Exercise instructions: Write out every record below exactly as it appears.

** start Recorded information **

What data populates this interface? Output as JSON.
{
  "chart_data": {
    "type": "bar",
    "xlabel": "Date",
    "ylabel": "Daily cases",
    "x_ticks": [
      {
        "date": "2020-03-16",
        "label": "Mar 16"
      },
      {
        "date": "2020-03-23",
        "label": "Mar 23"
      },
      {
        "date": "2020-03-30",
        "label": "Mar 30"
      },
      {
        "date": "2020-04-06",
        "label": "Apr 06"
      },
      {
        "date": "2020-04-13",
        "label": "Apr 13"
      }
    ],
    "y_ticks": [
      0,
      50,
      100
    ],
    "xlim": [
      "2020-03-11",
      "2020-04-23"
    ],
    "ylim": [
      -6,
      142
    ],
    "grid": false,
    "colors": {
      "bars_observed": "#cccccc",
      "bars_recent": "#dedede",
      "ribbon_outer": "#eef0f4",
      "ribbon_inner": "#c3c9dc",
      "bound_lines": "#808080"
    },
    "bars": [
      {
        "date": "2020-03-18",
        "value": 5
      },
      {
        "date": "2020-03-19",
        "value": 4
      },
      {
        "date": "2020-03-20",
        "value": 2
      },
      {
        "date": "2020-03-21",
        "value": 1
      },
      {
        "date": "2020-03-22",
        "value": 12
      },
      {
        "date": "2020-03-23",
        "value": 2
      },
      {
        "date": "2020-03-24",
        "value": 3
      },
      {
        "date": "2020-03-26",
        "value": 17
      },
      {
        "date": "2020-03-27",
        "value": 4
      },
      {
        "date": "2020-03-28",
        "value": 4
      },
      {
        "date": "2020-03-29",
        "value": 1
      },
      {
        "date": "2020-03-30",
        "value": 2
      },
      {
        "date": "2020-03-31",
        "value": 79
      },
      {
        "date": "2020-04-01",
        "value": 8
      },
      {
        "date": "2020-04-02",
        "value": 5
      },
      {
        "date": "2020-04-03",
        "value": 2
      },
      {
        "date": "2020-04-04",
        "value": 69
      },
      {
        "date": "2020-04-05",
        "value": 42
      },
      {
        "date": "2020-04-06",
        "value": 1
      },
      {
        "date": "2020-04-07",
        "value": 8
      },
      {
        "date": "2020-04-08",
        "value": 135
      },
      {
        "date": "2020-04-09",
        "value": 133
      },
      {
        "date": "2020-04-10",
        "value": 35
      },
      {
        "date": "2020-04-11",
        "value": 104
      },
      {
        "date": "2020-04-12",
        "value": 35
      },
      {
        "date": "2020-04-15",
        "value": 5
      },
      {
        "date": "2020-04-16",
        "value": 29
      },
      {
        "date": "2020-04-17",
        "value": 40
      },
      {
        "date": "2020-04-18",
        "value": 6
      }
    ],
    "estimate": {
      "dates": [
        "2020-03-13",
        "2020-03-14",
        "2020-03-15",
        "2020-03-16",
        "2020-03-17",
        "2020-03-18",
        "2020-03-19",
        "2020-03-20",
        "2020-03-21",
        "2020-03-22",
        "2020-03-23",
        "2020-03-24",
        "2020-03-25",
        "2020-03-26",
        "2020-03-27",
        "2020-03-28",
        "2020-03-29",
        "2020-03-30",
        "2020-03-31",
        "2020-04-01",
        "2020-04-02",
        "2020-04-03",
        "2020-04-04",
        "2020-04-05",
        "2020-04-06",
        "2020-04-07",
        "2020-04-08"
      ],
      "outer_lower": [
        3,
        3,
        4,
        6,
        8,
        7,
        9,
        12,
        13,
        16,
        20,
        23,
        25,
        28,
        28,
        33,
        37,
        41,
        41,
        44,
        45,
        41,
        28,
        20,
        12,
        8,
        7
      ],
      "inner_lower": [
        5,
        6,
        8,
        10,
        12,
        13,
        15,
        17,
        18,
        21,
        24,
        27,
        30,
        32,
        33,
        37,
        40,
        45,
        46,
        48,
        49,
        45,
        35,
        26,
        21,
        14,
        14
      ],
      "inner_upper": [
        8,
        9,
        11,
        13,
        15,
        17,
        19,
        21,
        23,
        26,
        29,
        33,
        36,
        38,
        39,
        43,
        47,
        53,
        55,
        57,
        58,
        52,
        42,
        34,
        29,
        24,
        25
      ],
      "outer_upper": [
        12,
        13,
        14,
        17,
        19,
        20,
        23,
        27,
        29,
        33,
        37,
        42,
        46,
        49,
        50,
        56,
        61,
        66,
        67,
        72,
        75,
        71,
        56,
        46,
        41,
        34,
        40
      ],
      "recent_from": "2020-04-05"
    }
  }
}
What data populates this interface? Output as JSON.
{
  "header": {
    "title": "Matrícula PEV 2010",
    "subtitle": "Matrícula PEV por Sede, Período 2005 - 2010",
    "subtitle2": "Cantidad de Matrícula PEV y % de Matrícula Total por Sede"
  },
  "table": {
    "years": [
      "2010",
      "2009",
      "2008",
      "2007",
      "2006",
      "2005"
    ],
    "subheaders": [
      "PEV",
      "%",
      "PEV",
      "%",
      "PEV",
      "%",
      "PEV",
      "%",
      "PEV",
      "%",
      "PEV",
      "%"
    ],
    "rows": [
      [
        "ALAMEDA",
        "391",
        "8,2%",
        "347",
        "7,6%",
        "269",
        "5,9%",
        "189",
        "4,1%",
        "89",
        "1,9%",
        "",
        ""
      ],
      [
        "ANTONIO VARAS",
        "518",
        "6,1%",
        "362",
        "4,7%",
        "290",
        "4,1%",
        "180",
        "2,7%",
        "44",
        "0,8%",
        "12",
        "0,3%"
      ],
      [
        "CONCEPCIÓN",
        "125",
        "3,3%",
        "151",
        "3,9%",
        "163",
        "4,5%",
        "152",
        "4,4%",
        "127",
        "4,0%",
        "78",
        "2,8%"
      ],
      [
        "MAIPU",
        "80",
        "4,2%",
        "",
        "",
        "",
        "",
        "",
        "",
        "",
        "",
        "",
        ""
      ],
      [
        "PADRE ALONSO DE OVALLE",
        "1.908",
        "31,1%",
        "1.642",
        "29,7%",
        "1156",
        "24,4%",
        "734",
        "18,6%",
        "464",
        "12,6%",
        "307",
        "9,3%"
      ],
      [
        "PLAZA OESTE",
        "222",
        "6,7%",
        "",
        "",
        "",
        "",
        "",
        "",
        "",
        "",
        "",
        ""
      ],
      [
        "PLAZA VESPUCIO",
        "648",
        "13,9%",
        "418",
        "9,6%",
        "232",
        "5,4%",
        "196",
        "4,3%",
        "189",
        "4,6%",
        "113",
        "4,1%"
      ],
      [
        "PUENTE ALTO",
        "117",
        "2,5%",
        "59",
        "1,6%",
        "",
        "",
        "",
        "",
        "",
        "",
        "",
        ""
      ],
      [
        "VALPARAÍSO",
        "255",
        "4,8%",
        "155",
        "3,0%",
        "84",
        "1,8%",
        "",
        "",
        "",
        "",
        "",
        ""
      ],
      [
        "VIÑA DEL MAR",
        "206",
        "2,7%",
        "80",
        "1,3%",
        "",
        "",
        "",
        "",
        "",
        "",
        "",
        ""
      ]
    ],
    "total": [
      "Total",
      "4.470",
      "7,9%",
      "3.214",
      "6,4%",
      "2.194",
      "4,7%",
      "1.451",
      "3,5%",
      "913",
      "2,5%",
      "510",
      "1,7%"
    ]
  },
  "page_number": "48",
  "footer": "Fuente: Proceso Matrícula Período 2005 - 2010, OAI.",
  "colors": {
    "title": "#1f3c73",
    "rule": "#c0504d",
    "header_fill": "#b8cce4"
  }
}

** end Recorded information **

Solution:
What data populates this interface? Output as JSON.
{
  "chart_data": {
    "type": "bar",
    "xlabel": "Date",
    "ylabel": "Daily cases",
    "x_ticks": [
      {
        "date": "2020-03-16",
        "label": "Mar 16"
      },
      {
        "date": "2020-03-23",
        "label": "Mar 23"
      },
      {
        "date": "2020-03-30",
        "label": "Mar 30"
      },
      {
        "date": "2020-04-06",
        "label": "Apr 06"
      },
      {
        "date": "2020-04-13",
        "label": "Apr 13"
      }
    ],
    "y_ticks": [
      0,
      50,
      100
    ],
    "xlim": [
      "2020-03-11",
      "2020-04-23"
    ],
    "ylim": [
      -6,
      142
    ],
    "grid": false,
    "colors": {
      "bars_observed": "#cccccc",
      "bars_recent": "#dedede",
      "ribbon_outer": "#eef0f4",
      "ribbon_inner": "#c3c9dc",
      "bound_lines": "#808080"
    },
    "bars": [
      {
        "date": "2020-03-18",
        "value": 5
      },
      {
        "date": "2020-03-19",
        "value": 4
      },
      {
        "date": "2020-03-20",
        "value": 2
      },
      {
        "date": "2020-03-21",
        "value": 1
      },
      {
        "date": "2020-03-22",
        "value": 12
      },
      {
        "date": "2020-03-23",
        "value": 2
      },
      {
        "date": "2020-03-24",
        "value": 3
      },
      {
        "date": "2020-03-26",
        "value": 17
      },
      {
        "date": "2020-03-27",
        "value": 4
      },
      {
        "date": "2020-03-28",
        "value": 4
      },
      {
        "date": "2020-03-29",
        "value": 1
      },
      {
        "date": "2020-03-30",
        "value": 2
      },
      {
        "date": "2020-03-31",
        "value": 79
      },
      {
        "date": "2020-04-01",
        "value": 8
      },
      {
        "date": "2020-04-02",
        "value": 5
      },
      {
        "date": "2020-04-03",
        "value": 2
      },
      {
        "date": "2020-04-04",
        "value": 69
      },
      {
        "date": "2020-04-05",
        "value": 42
      },
      {
        "date": "2020-04-06",
        "value": 1
      },
      {
        "date": "2020-04-07",
        "value": 8
      },
      {
        "date": "2020-04-08",
        "value": 135
      },
      {
        "date": "2020-04-09",
        "value": 133
      },
      {
        "date": "2020-04-10",
        "value": 35
      },
      {
        "date": "2020-04-11",
        "value": 104
      },
      {
        "date": "2020-04-12",
        "value": 35
      },
      {
        "date": "2020-04-15",
        "value": 5
      },
      {
        "date": "2020-04-16",
        "value": 29
      },
      {
        "date": "2020-04-17",
        "value": 40
      },
      {
        "date": "2020-04-18",
        "value": 6
      }
    ],
    "estimate": {
      "dates": [
        "2020-03-13",
        "2020-03-14",
        "2020-03-15",
        "2020-03-16",
        "2020-03-17",
        "2020-03-18",
        "2020-03-19",
        "2020-03-20",
        "2020-03-21",
        "2020-03-22",
        "2020-03-23",
        "2020-03-24",
        "2020-03-25",
        "2020-03-26",
        "2020-03-27",
        "2020-03-28",
        "2020-03-29",
        "2020-03-30",
        "2020-03-31",
        "2020-04-01",
        "2020-04-02",
        "2020-04-03",
        "2020-04-04",
        "2020-04-05",
        "2020-04-06",
        "2020-04-07",
        "2020-04-08"
      ],
      "outer_lower": [
        3,
        3,
        4,
        6,
        8,
        7,
        9,
        12,
        13,
        16,
        20,
        23,
        25,
        28,
        28,
        33,
        37,
        41,
        41,
        44,
        45,
        41,
        28,
        20,
        12,
        8,
        7
      ],
      "inner_lower": [
        5,
        6,
        8,
        10,
        12,
        13,
        15,
        17,
        18,
        21,
        24,
        27,
        30,
        32,
        33,
        37,
        40,
        45,
        46,
        48,
        49,
        45,
        35,
        26,
        21,
        14,
        14
      ],
      "inner_upper": [
        8,
        9,
        11,
        13,
        15,
        17,
        19,
        21,
        23,
        26,
        29,
        33,
        36,
        38,
        39,
        43,
        47,
        53,
        55,
        57,
        58,
        52,
        42,
        34,
        29,
        24,
        25
      ],
      "outer_upper": [
        12,
        13,
        14,
        17,
        19,
        20,
        23,
        27,
        29,
        33,
        37,
        42,
        46,
        49,
        50,
        56,
        61,
        66,
        67,
        72,
        75,
        71,
        56,
        46,
        41,
        34,
        40
      ],
      "recent_from": "2020-04-05"
    }
  }
}
What data populates this interface? Output as JSON.
{
  "header": {
    "title": "Matrícula PEV 2010",
    "subtitle": "Matrícula PEV por Sede, Período 2005 - 2010",
    "subtitle2": "Cantidad de Matrícula PEV y % de Matrícula Total por Sede"
  },
  "table": {
    "years": [
      "2010",
      "2009",
      "2008",
      "2007",
      "2006",
      "2005"
    ],
    "subheaders": [
      "PEV",
      "%",
      "PEV",
      "%",
      "PEV",
      "%",
      "PEV",
      "%",
      "PEV",
      "%",
      "PEV",
      "%"
    ],
    "rows": [
      [
        "ALAMEDA",
        "391",
        "8,2%",
        "347",
        "7,6%",
        "269",
        "5,9%",
        "189",
        "4,1%",
        "89",
        "1,9%",
        "",
        ""
      ],
      [
        "ANTONIO VARAS",
        "518",
        "6,1%",
        "362",
        "4,7%",
        "290",
        "4,1%",
        "180",
        "2,7%",
        "44",
        "0,8%",
        "12",
        "0,3%"
      ],
      [
        "CONCEPCIÓN",
        "125",
        "3,3%",
        "151",
        "3,9%",
        "163",
        "4,5%",
        "152",
        "4,4%",
        "127",
        "4,0%",
        "78",
        "2,8%"
      ],
      [
        "MAIPU",
        "80",
        "4,2%",
        "",
        "",
        "",
        "",
        "",
        "",
        "",
        "",
        "",
        ""
      ],
      [
        "PADRE ALONSO DE OVALLE",
        "1.908",
        "31,1%",
        "1.642",
        "29,7%",
        "1156",
        "24,4%",
        "734",
        "18,6%",
        "464",
        "12,6%",
        "307",
        "9,3%"
      ],
      [
        "PLAZA OESTE",
        "222",
        "6,7%",
        "",
        "",
        "",
        "",
        "",
        "",
        "",
        "",
        "",
        ""
      ],
      [
        "PLAZA VESPUCIO",
        "648",
        "13,9%",
        "418",
        "9,6%",
        "232",
        "5,4%",
        "196",
        "4,3%",
        "189",
        "4,6%",
        "113",
        "4,1%"
      ],
      [
        "PUENTE ALTO",
        "117",
        "2,5%",
        "59",
        "1,6%",
        "",
        "",
        "",
        "",
        "",
        "",
        "",
        ""
      ],
      [
        "VALPARAÍSO",
        "255",
        "4,8%",
        "155",
        "3,0%",
        "84",
        "1,8%",
        "",
        "",
        "",
        "",
        "",
        ""
      ],
      [
        "VIÑA DEL MAR",
        "206",
        "2,7%",
        "80",
        "1,3%",
        "",
        "",
        "",
        "",
        "",
        "",
        "",
        ""
      ]
    ],
    "total": [
      "Total",
      "4.470",
      "7,9%",
      "3.214",
      "6,4%",
      "2.194",
      "4,7%",
      "1.451",
      "3,5%",
      "913",
      "2,5%",
      "510",
      "1,7%"
    ]
  },
  "page_number": "48",
  "footer": "Fuente: Proceso Matrícula Período 2005 - 2010, OAI.",
  "colors": {
    "title": "#1f3c73",
    "rule": "#c0504d",
    "header_fill": "#b8cce4"
  }
}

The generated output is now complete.